• Work to be completed
The records that follow should be retyped word for word.

• Material supplied
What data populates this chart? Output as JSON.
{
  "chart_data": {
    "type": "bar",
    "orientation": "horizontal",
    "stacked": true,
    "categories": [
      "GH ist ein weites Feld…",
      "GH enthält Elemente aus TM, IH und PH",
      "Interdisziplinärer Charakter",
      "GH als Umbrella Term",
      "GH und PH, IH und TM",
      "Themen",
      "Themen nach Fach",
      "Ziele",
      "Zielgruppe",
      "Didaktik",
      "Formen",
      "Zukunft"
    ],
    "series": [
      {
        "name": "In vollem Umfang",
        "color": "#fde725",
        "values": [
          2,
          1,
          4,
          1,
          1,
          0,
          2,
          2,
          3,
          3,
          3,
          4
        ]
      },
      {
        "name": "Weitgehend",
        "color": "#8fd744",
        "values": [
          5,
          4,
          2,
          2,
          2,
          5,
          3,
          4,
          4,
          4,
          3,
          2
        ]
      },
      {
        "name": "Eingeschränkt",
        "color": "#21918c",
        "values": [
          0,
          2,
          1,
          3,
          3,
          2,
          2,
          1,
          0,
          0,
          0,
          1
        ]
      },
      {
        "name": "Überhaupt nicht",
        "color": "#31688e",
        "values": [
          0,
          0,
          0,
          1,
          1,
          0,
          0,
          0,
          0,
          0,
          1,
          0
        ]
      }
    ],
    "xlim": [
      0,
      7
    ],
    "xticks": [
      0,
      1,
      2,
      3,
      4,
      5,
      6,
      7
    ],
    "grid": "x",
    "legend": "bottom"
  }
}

• Written solution
What data populates this chart? Output as JSON.
{
  "chart_data": {
    "type": "bar",
    "orientation": "horizontal",
    "stacked": true,
    "categories": [
      "GH ist ein weites Feld…",
      "GH enthält Elemente aus TM, IH und PH",
      "Interdisziplinärer Charakter",
      "GH als Umbrella Term",
      "GH und PH, IH und TM",
      "Themen",
      "Themen nach Fach",
      "Ziele",
      "Zielgruppe",
      "Didaktik",
      "Formen",
      "Zukunft"
    ],
    "series": [
      {
        "name": "In vollem Umfang",
        "color": "#fde725",
        "values": [
          2,
          1,
          4,
          1,
          1,
          0,
          2,
          2,
          3,
          3,
          3,
          4
        ]
      },
      {
        "name": "Weitgehend",
        "color": "#8fd744",
        "values": [
          5,
          4,
          2,
          2,
          2,
          5,
          3,
          4,
          4,
          4,
          3,
          2
        ]
      },
      {
        "name": "Eingeschränkt",
        "color": "#21918c",
        "values": [
          0,
          2,
          1,
          3,
          3,
          2,
          2,
          1,
          0,
          0,
          0,
          1
        ]
      },
      {
        "name": "Überhaupt nicht",
        "color": "#31688e",
        "values": [
          0,
          0,
          0,
          1,
          1,
          0,
          0,
          0,
          0,
          0,
          1,
          0
        ]
      }
    ],
    "xlim": [
      0,
      7
    ],
    "xticks": [
      0,
      1,
      2,
      3,
      4,
      5,
      6,
      7
    ],
    "grid": "x",
    "legend": "bottom"
  }
}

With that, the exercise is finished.